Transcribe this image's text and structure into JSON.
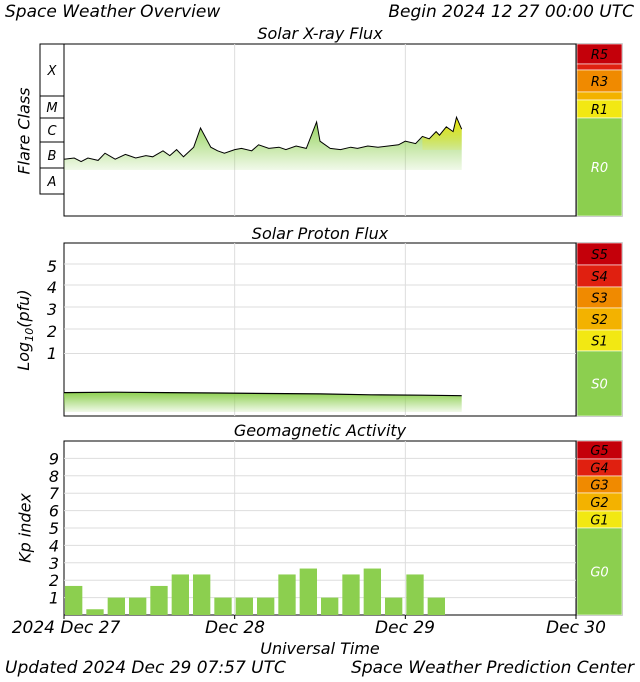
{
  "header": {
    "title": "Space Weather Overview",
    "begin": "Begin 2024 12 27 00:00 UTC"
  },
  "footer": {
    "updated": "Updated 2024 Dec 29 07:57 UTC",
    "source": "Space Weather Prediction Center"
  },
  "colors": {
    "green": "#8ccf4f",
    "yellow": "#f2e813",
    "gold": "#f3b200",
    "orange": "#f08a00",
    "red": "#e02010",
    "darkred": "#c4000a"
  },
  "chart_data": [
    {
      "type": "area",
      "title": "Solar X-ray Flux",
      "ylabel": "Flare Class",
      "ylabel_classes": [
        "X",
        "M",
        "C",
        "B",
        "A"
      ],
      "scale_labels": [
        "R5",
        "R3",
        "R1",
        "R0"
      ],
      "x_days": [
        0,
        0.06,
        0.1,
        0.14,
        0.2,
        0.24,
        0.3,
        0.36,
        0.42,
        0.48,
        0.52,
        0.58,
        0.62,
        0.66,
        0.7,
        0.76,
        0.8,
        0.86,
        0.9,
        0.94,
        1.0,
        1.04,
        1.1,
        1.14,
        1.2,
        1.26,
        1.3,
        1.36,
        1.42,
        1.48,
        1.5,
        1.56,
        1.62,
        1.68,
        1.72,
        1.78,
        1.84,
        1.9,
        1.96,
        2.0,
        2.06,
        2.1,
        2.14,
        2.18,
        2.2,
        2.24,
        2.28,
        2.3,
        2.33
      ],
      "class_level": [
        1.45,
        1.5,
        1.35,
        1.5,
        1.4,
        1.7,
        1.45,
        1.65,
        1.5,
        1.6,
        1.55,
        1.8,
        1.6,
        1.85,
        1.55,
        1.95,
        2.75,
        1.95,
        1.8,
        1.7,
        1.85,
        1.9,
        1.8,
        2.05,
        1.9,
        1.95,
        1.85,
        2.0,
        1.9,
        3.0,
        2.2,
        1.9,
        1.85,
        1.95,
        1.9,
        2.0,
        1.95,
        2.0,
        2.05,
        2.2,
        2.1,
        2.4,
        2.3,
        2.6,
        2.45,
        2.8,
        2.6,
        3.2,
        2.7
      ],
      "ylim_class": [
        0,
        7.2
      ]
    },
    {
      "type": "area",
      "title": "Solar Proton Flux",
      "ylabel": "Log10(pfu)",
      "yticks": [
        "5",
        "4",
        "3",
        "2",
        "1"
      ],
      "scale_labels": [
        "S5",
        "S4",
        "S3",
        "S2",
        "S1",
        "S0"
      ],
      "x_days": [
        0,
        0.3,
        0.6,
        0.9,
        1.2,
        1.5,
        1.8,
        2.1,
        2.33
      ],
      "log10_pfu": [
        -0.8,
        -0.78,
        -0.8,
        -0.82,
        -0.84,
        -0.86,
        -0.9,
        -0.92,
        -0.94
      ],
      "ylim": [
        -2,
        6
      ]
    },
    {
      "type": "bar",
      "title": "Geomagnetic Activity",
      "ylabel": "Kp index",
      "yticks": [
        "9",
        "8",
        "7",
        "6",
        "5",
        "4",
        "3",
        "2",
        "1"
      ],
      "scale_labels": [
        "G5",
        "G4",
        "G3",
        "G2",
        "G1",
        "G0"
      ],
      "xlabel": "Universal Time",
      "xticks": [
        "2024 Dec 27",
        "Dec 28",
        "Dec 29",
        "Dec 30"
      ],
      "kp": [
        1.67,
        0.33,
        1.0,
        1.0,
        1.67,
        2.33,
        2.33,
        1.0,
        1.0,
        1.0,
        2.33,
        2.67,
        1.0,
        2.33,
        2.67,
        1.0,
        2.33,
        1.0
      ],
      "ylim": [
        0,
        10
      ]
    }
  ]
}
______
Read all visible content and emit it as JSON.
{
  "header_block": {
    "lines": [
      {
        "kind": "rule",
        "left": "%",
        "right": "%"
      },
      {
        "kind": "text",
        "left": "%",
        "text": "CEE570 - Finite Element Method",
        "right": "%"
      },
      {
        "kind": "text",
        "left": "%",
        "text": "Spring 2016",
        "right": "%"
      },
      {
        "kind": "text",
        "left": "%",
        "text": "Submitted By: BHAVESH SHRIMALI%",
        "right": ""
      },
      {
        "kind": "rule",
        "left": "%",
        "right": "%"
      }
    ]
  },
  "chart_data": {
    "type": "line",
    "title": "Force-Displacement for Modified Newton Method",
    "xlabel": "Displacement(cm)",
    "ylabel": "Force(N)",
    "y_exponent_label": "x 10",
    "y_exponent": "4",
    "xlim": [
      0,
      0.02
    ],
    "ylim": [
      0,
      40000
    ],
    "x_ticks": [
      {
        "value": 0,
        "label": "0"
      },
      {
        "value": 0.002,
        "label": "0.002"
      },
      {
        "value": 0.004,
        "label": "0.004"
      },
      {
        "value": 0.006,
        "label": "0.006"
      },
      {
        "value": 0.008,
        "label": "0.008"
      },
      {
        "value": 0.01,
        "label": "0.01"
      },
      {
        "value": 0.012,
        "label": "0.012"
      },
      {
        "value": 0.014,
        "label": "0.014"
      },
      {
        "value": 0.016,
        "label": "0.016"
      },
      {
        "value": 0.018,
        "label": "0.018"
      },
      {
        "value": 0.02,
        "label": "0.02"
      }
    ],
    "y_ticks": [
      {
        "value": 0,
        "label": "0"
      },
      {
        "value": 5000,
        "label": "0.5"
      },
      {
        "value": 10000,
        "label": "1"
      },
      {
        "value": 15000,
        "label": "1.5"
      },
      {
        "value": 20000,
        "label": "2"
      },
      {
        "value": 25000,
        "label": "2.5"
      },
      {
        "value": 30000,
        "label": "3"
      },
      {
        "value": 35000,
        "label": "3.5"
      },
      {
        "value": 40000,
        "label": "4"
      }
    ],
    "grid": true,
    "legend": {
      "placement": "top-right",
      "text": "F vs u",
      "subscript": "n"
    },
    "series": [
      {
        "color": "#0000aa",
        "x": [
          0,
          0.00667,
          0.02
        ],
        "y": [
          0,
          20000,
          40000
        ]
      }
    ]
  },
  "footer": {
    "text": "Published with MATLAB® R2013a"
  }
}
______
Pick out every line above that contains the word "Flux" and copy it.

- SOLUTION
      "title": "Solar X-ray Flux",
      "title": "Solar Proton Flux",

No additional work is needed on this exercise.